Each record below must be returned exactly as shown.
%%
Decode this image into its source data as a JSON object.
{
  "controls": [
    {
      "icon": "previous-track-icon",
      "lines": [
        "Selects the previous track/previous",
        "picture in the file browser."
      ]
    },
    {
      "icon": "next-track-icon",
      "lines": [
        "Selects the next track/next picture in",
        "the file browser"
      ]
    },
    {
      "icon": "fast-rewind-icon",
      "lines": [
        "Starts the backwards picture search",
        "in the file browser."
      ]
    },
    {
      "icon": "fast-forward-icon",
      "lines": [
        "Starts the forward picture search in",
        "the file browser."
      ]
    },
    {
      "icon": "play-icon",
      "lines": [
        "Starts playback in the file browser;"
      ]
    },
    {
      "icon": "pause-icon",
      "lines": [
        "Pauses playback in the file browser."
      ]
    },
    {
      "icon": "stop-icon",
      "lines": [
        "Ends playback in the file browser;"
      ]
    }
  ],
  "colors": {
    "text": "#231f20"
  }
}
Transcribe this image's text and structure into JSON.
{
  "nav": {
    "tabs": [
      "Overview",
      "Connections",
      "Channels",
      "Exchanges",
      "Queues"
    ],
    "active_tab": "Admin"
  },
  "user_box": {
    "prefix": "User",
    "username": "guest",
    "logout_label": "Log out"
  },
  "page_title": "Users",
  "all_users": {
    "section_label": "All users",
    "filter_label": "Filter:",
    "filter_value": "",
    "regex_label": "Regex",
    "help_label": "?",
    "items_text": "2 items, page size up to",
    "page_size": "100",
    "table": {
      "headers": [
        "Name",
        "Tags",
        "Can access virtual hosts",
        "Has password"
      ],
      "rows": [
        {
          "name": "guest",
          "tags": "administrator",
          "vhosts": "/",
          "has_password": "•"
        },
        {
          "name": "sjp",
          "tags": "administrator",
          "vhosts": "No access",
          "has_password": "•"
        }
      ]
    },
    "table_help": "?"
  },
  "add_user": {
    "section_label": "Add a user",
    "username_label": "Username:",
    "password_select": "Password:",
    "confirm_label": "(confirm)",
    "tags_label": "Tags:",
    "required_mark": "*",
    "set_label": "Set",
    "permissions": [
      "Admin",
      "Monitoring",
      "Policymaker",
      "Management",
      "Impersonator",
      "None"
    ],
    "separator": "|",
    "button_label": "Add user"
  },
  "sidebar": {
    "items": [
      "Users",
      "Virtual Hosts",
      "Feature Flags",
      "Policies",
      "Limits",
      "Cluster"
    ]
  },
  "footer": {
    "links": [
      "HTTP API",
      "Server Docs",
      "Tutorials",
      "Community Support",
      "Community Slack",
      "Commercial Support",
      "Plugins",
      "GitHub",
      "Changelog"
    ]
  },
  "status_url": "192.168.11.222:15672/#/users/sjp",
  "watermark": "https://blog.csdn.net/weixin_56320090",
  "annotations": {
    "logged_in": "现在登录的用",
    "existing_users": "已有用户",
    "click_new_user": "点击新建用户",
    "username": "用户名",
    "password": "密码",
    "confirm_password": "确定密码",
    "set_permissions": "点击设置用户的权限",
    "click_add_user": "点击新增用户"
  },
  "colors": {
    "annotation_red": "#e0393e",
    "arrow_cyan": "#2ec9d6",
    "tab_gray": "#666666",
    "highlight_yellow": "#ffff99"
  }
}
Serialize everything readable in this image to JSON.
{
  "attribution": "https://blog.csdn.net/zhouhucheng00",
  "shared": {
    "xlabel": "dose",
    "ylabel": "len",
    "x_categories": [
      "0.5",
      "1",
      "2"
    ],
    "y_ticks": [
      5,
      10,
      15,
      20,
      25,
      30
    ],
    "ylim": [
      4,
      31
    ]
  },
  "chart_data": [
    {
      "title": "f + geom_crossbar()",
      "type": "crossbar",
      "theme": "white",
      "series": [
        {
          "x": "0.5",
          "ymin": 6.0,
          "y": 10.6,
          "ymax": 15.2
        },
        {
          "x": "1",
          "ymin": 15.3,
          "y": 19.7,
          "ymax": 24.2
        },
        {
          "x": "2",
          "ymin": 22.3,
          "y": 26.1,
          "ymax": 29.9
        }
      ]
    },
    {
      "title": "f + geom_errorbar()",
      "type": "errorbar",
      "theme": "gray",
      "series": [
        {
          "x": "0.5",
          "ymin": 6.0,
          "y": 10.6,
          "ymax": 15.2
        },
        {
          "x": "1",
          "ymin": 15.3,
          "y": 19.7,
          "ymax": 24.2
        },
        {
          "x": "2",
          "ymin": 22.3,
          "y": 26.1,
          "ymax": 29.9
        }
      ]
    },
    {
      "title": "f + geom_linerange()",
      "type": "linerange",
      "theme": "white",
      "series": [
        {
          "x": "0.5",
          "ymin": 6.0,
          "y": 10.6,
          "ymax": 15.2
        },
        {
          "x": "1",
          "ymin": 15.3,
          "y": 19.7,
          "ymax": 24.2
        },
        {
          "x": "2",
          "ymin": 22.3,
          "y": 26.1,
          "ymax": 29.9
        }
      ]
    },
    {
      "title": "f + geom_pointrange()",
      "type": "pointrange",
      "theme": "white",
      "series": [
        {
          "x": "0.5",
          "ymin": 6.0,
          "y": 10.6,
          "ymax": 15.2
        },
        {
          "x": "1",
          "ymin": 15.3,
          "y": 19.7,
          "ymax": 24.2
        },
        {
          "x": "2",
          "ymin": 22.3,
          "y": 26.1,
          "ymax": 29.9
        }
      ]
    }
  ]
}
%%
> **THE RESULT**
Decode this image into its source data as a JSON object.
{
  "controls": [
    {
      "icon": "previous-track-icon",
      "lines": [
        "Selects the previous track/previous",
        "picture in the file browser."
      ]
    },
    {
      "icon": "next-track-icon",
      "lines": [
        "Selects the next track/next picture in",
        "the file browser"
      ]
    },
    {
      "icon": "fast-rewind-icon",
      "lines": [
        "Starts the backwards picture search",
        "in the file browser."
      ]
    },
    {
      "icon": "fast-forward-icon",
      "lines": [
        "Starts the forward picture search in",
        "the file browser."
      ]
    },
    {
      "icon": "play-icon",
      "lines": [
        "Starts playback in the file browser;"
      ]
    },
    {
      "icon": "pause-icon",
      "lines": [
        "Pauses playback in the file browser."
      ]
    },
    {
      "icon": "stop-icon",
      "lines": [
        "Ends playback in the file browser;"
      ]
    }
  ],
  "colors": {
    "text": "#231f20"
  }
}
Transcribe this image's text and structure into JSON.
{
  "nav": {
    "tabs": [
      "Overview",
      "Connections",
      "Channels",
      "Exchanges",
      "Queues"
    ],
    "active_tab": "Admin"
  },
  "user_box": {
    "prefix": "User",
    "username": "guest",
    "logout_label": "Log out"
  },
  "page_title": "Users",
  "all_users": {
    "section_label": "All users",
    "filter_label": "Filter:",
    "filter_value": "",
    "regex_label": "Regex",
    "help_label": "?",
    "items_text": "2 items, page size up to",
    "page_size": "100",
    "table": {
      "headers": [
        "Name",
        "Tags",
        "Can access virtual hosts",
        "Has password"
      ],
      "rows": [
        {
          "name": "guest",
          "tags": "administrator",
          "vhosts": "/",
          "has_password": "•"
        },
        {
          "name": "sjp",
          "tags": "administrator",
          "vhosts": "No access",
          "has_password": "•"
        }
      ]
    },
    "table_help": "?"
  },
  "add_user": {
    "section_label": "Add a user",
    "username_label": "Username:",
    "password_select": "Password:",
    "confirm_label": "(confirm)",
    "tags_label": "Tags:",
    "required_mark": "*",
    "set_label": "Set",
    "permissions": [
      "Admin",
      "Monitoring",
      "Policymaker",
      "Management",
      "Impersonator",
      "None"
    ],
    "separator": "|",
    "button_label": "Add user"
  },
  "sidebar": {
    "items": [
      "Users",
      "Virtual Hosts",
      "Feature Flags",
      "Policies",
      "Limits",
      "Cluster"
    ]
  },
  "footer": {
    "links": [
      "HTTP API",
      "Server Docs",
      "Tutorials",
      "Community Support",
      "Community Slack",
      "Commercial Support",
      "Plugins",
      "GitHub",
      "Changelog"
    ]
  },
  "status_url": "192.168.11.222:15672/#/users/sjp",
  "watermark": "https://blog.csdn.net/weixin_56320090",
  "annotations": {
    "logged_in": "现在登录的用",
    "existing_users": "已有用户",
    "click_new_user": "点击新建用户",
    "username": "用户名",
    "password": "密码",
    "confirm_password": "确定密码",
    "set_permissions": "点击设置用户的权限",
    "click_add_user": "点击新增用户"
  },
  "colors": {
    "annotation_red": "#e0393e",
    "arrow_cyan": "#2ec9d6",
    "tab_gray": "#666666",
    "highlight_yellow": "#ffff99"
  }
}
Serialize everything readable in this image to JSON.
{
  "attribution": "https://blog.csdn.net/zhouhucheng00",
  "shared": {
    "xlabel": "dose",
    "ylabel": "len",
    "x_categories": [
      "0.5",
      "1",
      "2"
    ],
    "y_ticks": [
      5,
      10,
      15,
      20,
      25,
      30
    ],
    "ylim": [
      4,
      31
    ]
  },
  "chart_data": [
    {
      "title": "f + geom_crossbar()",
      "type": "crossbar",
      "theme": "white",
      "series": [
        {
          "x": "0.5",
          "ymin": 6.0,
          "y": 10.6,
          "ymax": 15.2
        },
        {
          "x": "1",
          "ymin": 15.3,
          "y": 19.7,
          "ymax": 24.2
        },
        {
          "x": "2",
          "ymin": 22.3,
          "y": 26.1,
          "ymax": 29.9
        }
      ]
    },
    {
      "title": "f + geom_errorbar()",
      "type": "errorbar",
      "theme": "gray",
      "series": [
        {
          "x": "0.5",
          "ymin": 6.0,
          "y": 10.6,
          "ymax": 15.2
        },
        {
          "x": "1",
          "ymin": 15.3,
          "y": 19.7,
          "ymax": 24.2
        },
        {
          "x": "2",
          "ymin": 22.3,
          "y": 26.1,
          "ymax": 29.9
        }
      ]
    },
    {
      "title": "f + geom_linerange()",
      "type": "linerange",
      "theme": "white",
      "series": [
        {
          "x": "0.5",
          "ymin": 6.0,
          "y": 10.6,
          "ymax": 15.2
        },
        {
          "x": "1",
          "ymin": 15.3,
          "y": 19.7,
          "ymax": 24.2
        },
        {
          "x": "2",
          "ymin": 22.3,
          "y": 26.1,
          "ymax": 29.9
        }
      ]
    },
    {
      "title": "f + geom_pointrange()",
      "type": "pointrange",
      "theme": "white",
      "series": [
        {
          "x": "0.5",
          "ymin": 6.0,
          "y": 10.6,
          "ymax": 15.2
        },
        {
          "x": "1",
          "ymin": 15.3,
          "y": 19.7,
          "ymax": 24.2
        },
        {
          "x": "2",
          "ymin": 22.3,
          "y": 26.1,
          "ymax": 29.9
        }
      ]
    }
  ]
}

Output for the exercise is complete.